→ Lines of data

*****

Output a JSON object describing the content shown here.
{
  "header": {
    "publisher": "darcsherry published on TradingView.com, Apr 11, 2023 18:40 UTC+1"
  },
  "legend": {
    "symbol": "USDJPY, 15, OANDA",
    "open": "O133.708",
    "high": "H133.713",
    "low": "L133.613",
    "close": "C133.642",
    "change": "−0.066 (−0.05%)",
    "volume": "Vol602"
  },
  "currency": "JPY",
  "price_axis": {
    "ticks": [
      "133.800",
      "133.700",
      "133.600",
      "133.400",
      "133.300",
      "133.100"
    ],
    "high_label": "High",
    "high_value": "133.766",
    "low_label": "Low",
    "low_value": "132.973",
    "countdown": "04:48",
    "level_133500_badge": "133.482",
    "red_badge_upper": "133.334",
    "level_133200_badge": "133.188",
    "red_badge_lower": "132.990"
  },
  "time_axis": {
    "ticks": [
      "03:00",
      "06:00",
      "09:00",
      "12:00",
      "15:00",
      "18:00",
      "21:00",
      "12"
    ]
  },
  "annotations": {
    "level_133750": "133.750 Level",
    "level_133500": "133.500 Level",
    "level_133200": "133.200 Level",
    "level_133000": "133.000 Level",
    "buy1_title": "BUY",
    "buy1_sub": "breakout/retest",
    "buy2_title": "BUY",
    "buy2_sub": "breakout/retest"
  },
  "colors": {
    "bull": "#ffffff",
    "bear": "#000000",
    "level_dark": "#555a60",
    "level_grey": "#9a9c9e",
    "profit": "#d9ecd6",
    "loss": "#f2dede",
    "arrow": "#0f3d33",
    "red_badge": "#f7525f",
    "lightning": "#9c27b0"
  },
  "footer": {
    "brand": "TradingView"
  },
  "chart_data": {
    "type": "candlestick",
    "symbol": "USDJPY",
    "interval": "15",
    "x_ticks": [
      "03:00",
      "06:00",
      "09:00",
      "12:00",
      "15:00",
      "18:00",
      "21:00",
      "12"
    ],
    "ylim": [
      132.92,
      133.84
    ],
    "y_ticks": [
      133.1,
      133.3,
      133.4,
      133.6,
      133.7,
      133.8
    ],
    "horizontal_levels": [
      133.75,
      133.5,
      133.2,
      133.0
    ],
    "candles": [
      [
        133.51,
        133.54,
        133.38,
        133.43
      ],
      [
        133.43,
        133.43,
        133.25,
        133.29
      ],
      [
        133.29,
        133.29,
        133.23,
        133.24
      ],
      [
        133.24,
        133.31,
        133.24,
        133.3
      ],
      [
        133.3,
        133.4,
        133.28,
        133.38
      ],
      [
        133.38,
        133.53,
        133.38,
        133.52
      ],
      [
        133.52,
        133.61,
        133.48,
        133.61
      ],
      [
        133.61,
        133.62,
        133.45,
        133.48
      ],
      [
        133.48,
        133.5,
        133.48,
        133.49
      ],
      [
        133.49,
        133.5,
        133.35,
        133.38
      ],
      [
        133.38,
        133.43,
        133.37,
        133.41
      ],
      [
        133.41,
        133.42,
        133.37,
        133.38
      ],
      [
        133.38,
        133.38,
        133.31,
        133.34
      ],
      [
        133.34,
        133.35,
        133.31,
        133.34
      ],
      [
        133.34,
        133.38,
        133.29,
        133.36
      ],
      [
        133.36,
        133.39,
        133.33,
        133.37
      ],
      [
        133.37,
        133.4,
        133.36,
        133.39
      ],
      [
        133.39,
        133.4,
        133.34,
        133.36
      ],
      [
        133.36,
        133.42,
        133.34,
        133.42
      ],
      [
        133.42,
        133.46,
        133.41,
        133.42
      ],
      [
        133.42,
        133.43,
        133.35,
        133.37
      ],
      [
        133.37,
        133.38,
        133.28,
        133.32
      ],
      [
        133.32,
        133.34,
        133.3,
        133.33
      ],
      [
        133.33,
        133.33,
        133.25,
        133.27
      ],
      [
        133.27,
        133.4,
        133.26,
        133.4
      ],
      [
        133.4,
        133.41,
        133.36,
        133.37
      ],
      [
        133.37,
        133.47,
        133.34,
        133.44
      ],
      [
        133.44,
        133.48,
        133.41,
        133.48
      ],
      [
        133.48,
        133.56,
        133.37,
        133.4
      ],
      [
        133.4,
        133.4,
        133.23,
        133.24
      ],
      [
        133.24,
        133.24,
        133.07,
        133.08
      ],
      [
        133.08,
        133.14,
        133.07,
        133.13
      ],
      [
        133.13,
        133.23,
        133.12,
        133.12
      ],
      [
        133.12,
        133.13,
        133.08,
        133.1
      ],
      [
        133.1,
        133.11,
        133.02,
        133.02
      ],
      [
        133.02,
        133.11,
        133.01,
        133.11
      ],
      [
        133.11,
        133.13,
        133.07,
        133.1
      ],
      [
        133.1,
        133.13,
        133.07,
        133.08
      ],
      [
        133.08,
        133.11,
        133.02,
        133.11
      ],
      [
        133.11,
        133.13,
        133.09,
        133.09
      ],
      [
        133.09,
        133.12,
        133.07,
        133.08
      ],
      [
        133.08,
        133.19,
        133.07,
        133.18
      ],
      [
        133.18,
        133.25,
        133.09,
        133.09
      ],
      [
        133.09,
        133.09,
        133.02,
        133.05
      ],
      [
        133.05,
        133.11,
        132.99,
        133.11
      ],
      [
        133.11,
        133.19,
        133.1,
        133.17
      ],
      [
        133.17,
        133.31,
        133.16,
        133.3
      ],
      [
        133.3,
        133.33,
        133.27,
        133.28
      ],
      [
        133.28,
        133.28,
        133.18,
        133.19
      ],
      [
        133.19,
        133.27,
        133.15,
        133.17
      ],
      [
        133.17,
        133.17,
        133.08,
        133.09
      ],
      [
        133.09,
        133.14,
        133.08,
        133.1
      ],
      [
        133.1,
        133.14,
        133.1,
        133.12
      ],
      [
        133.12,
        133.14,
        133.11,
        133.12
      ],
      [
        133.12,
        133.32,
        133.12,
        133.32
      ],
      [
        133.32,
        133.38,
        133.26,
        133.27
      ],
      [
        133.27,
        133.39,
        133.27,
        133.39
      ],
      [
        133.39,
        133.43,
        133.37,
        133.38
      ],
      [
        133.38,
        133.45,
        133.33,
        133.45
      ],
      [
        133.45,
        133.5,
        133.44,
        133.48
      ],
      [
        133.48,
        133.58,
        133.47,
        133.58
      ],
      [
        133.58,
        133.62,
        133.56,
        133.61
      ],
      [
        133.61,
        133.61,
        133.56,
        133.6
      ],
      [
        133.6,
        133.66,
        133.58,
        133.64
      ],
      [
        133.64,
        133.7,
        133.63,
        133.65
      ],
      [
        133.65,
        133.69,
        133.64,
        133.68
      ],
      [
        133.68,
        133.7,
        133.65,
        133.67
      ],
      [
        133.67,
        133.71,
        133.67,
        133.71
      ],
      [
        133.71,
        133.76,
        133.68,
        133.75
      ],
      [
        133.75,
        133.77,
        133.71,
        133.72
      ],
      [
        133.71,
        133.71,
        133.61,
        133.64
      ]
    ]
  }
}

*****

→ EXERCISE OBJECTIVE
Exactly reproduce every line of the data above.

→ RESULT OF THE EXERCISE
Output a JSON object describing the content shown here.
{
  "header": {
    "publisher": "darcsherry published on TradingView.com, Apr 11, 2023 18:40 UTC+1"
  },
  "legend": {
    "symbol": "USDJPY, 15, OANDA",
    "open": "O133.708",
    "high": "H133.713",
    "low": "L133.613",
    "close": "C133.642",
    "change": "−0.066 (−0.05%)",
    "volume": "Vol602"
  },
  "currency": "JPY",
  "price_axis": {
    "ticks": [
      "133.800",
      "133.700",
      "133.600",
      "133.400",
      "133.300",
      "133.100"
    ],
    "high_label": "High",
    "high_value": "133.766",
    "low_label": "Low",
    "low_value": "132.973",
    "countdown": "04:48",
    "level_133500_badge": "133.482",
    "red_badge_upper": "133.334",
    "level_133200_badge": "133.188",
    "red_badge_lower": "132.990"
  },
  "time_axis": {
    "ticks": [
      "03:00",
      "06:00",
      "09:00",
      "12:00",
      "15:00",
      "18:00",
      "21:00",
      "12"
    ]
  },
  "annotations": {
    "level_133750": "133.750 Level",
    "level_133500": "133.500 Level",
    "level_133200": "133.200 Level",
    "level_133000": "133.000 Level",
    "buy1_title": "BUY",
    "buy1_sub": "breakout/retest",
    "buy2_title": "BUY",
    "buy2_sub": "breakout/retest"
  },
  "colors": {
    "bull": "#ffffff",
    "bear": "#000000",
    "level_dark": "#555a60",
    "level_grey": "#9a9c9e",
    "profit": "#d9ecd6",
    "loss": "#f2dede",
    "arrow": "#0f3d33",
    "red_badge": "#f7525f",
    "lightning": "#9c27b0"
  },
  "footer": {
    "brand": "TradingView"
  },
  "chart_data": {
    "type": "candlestick",
    "symbol": "USDJPY",
    "interval": "15",
    "x_ticks": [
      "03:00",
      "06:00",
      "09:00",
      "12:00",
      "15:00",
      "18:00",
      "21:00",
      "12"
    ],
    "ylim": [
      132.92,
      133.84
    ],
    "y_ticks": [
      133.1,
      133.3,
      133.4,
      133.6,
      133.7,
      133.8
    ],
    "horizontal_levels": [
      133.75,
      133.5,
      133.2,
      133.0
    ],
    "candles": [
      [
        133.51,
        133.54,
        133.38,
        133.43
      ],
      [
        133.43,
        133.43,
        133.25,
        133.29
      ],
      [
        133.29,
        133.29,
        133.23,
        133.24
      ],
      [
        133.24,
        133.31,
        133.24,
        133.3
      ],
      [
        133.3,
        133.4,
        133.28,
        133.38
      ],
      [
        133.38,
        133.53,
        133.38,
        133.52
      ],
      [
        133.52,
        133.61,
        133.48,
        133.61
      ],
      [
        133.61,
        133.62,
        133.45,
        133.48
      ],
      [
        133.48,
        133.5,
        133.48,
        133.49
      ],
      [
        133.49,
        133.5,
        133.35,
        133.38
      ],
      [
        133.38,
        133.43,
        133.37,
        133.41
      ],
      [
        133.41,
        133.42,
        133.37,
        133.38
      ],
      [
        133.38,
        133.38,
        133.31,
        133.34
      ],
      [
        133.34,
        133.35,
        133.31,
        133.34
      ],
      [
        133.34,
        133.38,
        133.29,
        133.36
      ],
      [
        133.36,
        133.39,
        133.33,
        133.37
      ],
      [
        133.37,
        133.4,
        133.36,
        133.39
      ],
      [
        133.39,
        133.4,
        133.34,
        133.36
      ],
      [
        133.36,
        133.42,
        133.34,
        133.42
      ],
      [
        133.42,
        133.46,
        133.41,
        133.42
      ],
      [
        133.42,
        133.43,
        133.35,
        133.37
      ],
      [
        133.37,
        133.38,
        133.28,
        133.32
      ],
      [
        133.32,
        133.34,
        133.3,
        133.33
      ],
      [
        133.33,
        133.33,
        133.25,
        133.27
      ],
      [
        133.27,
        133.4,
        133.26,
        133.4
      ],
      [
        133.4,
        133.41,
        133.36,
        133.37
      ],
      [
        133.37,
        133.47,
        133.34,
        133.44
      ],
      [
        133.44,
        133.48,
        133.41,
        133.48
      ],
      [
        133.48,
        133.56,
        133.37,
        133.4
      ],
      [
        133.4,
        133.4,
        133.23,
        133.24
      ],
      [
        133.24,
        133.24,
        133.07,
        133.08
      ],
      [
        133.08,
        133.14,
        133.07,
        133.13
      ],
      [
        133.13,
        133.23,
        133.12,
        133.12
      ],
      [
        133.12,
        133.13,
        133.08,
        133.1
      ],
      [
        133.1,
        133.11,
        133.02,
        133.02
      ],
      [
        133.02,
        133.11,
        133.01,
        133.11
      ],
      [
        133.11,
        133.13,
        133.07,
        133.1
      ],
      [
        133.1,
        133.13,
        133.07,
        133.08
      ],
      [
        133.08,
        133.11,
        133.02,
        133.11
      ],
      [
        133.11,
        133.13,
        133.09,
        133.09
      ],
      [
        133.09,
        133.12,
        133.07,
        133.08
      ],
      [
        133.08,
        133.19,
        133.07,
        133.18
      ],
      [
        133.18,
        133.25,
        133.09,
        133.09
      ],
      [
        133.09,
        133.09,
        133.02,
        133.05
      ],
      [
        133.05,
        133.11,
        132.99,
        133.11
      ],
      [
        133.11,
        133.19,
        133.1,
        133.17
      ],
      [
        133.17,
        133.31,
        133.16,
        133.3
      ],
      [
        133.3,
        133.33,
        133.27,
        133.28
      ],
      [
        133.28,
        133.28,
        133.18,
        133.19
      ],
      [
        133.19,
        133.27,
        133.15,
        133.17
      ],
      [
        133.17,
        133.17,
        133.08,
        133.09
      ],
      [
        133.09,
        133.14,
        133.08,
        133.1
      ],
      [
        133.1,
        133.14,
        133.1,
        133.12
      ],
      [
        133.12,
        133.14,
        133.11,
        133.12
      ],
      [
        133.12,
        133.32,
        133.12,
        133.32
      ],
      [
        133.32,
        133.38,
        133.26,
        133.27
      ],
      [
        133.27,
        133.39,
        133.27,
        133.39
      ],
      [
        133.39,
        133.43,
        133.37,
        133.38
      ],
      [
        133.38,
        133.45,
        133.33,
        133.45
      ],
      [
        133.45,
        133.5,
        133.44,
        133.48
      ],
      [
        133.48,
        133.58,
        133.47,
        133.58
      ],
      [
        133.58,
        133.62,
        133.56,
        133.61
      ],
      [
        133.61,
        133.61,
        133.56,
        133.6
      ],
      [
        133.6,
        133.66,
        133.58,
        133.64
      ],
      [
        133.64,
        133.7,
        133.63,
        133.65
      ],
      [
        133.65,
        133.69,
        133.64,
        133.68
      ],
      [
        133.68,
        133.7,
        133.65,
        133.67
      ],
      [
        133.67,
        133.71,
        133.67,
        133.71
      ],
      [
        133.71,
        133.76,
        133.68,
        133.75
      ],
      [
        133.75,
        133.77,
        133.71,
        133.72
      ],
      [
        133.71,
        133.71,
        133.61,
        133.64
      ]
    ]
  }
}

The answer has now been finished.